To do:
Copy the data verbatim, starting from its first line and ending with the line that contains "point-btest-21 (778, 1176, 802, 1200)".

Dataset excerpts:

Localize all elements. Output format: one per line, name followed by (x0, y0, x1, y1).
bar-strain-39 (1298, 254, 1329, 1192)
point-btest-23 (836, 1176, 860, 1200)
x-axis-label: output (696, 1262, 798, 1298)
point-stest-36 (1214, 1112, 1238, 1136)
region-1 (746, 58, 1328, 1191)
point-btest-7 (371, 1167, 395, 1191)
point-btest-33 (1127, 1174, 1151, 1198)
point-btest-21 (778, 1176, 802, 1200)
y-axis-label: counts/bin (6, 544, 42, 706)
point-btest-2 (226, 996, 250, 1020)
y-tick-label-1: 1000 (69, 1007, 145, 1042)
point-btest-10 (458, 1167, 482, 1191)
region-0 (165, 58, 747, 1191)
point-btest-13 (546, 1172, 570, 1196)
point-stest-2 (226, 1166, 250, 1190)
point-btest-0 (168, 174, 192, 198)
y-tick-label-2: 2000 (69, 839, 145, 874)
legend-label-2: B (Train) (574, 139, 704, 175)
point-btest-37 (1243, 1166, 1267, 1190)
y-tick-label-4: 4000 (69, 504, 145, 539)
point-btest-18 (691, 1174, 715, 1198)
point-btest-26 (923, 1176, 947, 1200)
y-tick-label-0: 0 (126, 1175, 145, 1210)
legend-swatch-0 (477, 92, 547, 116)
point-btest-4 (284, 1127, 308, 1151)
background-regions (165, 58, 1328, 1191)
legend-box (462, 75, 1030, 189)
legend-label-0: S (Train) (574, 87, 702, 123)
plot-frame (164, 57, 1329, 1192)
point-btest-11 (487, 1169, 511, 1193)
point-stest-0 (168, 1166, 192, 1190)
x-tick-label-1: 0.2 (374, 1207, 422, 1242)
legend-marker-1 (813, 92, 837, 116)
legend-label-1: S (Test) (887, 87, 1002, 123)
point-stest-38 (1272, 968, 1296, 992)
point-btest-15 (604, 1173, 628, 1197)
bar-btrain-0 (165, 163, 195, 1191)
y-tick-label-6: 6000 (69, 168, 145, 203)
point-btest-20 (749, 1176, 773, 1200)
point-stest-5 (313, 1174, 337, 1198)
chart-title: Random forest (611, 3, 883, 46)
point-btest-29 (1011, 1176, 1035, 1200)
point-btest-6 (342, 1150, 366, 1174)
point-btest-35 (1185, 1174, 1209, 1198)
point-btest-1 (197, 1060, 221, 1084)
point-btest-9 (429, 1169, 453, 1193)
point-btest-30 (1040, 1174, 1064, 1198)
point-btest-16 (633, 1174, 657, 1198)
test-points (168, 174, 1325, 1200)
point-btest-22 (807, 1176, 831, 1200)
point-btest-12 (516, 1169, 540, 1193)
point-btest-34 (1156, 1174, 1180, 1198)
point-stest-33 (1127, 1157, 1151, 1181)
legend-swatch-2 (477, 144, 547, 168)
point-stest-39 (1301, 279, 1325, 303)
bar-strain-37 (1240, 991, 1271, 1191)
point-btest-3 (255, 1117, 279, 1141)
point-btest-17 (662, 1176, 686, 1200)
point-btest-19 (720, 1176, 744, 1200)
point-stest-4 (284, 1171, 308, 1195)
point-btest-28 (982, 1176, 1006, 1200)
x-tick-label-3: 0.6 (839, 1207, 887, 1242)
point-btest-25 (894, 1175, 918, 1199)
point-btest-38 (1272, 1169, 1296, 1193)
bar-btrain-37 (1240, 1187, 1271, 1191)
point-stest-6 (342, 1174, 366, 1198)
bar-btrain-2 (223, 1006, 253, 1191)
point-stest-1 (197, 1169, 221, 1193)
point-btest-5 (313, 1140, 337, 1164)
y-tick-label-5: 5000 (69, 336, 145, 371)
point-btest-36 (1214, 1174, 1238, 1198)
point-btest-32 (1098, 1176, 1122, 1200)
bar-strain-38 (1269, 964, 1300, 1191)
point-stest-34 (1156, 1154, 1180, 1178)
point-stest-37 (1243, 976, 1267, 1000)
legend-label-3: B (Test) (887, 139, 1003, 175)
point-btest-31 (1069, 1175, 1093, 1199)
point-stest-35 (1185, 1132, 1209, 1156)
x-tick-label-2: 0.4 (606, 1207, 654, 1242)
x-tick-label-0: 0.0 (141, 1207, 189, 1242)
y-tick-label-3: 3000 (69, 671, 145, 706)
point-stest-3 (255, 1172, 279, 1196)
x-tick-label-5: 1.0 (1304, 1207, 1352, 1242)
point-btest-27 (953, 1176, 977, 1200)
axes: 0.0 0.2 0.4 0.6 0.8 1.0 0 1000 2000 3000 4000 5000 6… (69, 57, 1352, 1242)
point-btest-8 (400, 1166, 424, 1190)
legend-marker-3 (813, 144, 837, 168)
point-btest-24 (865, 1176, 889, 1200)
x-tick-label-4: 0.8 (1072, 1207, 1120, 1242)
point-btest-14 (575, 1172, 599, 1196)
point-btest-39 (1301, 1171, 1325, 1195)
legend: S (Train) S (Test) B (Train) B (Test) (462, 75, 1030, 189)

Output of the exercise:
Localize all elements. Output format: one per line, name followed by (x0, y0, x1, y1).
bar-strain-39 (1298, 254, 1329, 1192)
point-btest-23 (836, 1176, 860, 1200)
x-axis-label: output (696, 1262, 798, 1298)
point-stest-36 (1214, 1112, 1238, 1136)
region-1 (746, 58, 1328, 1191)
point-btest-7 (371, 1167, 395, 1191)
point-btest-33 (1127, 1174, 1151, 1198)
point-btest-21 (778, 1176, 802, 1200)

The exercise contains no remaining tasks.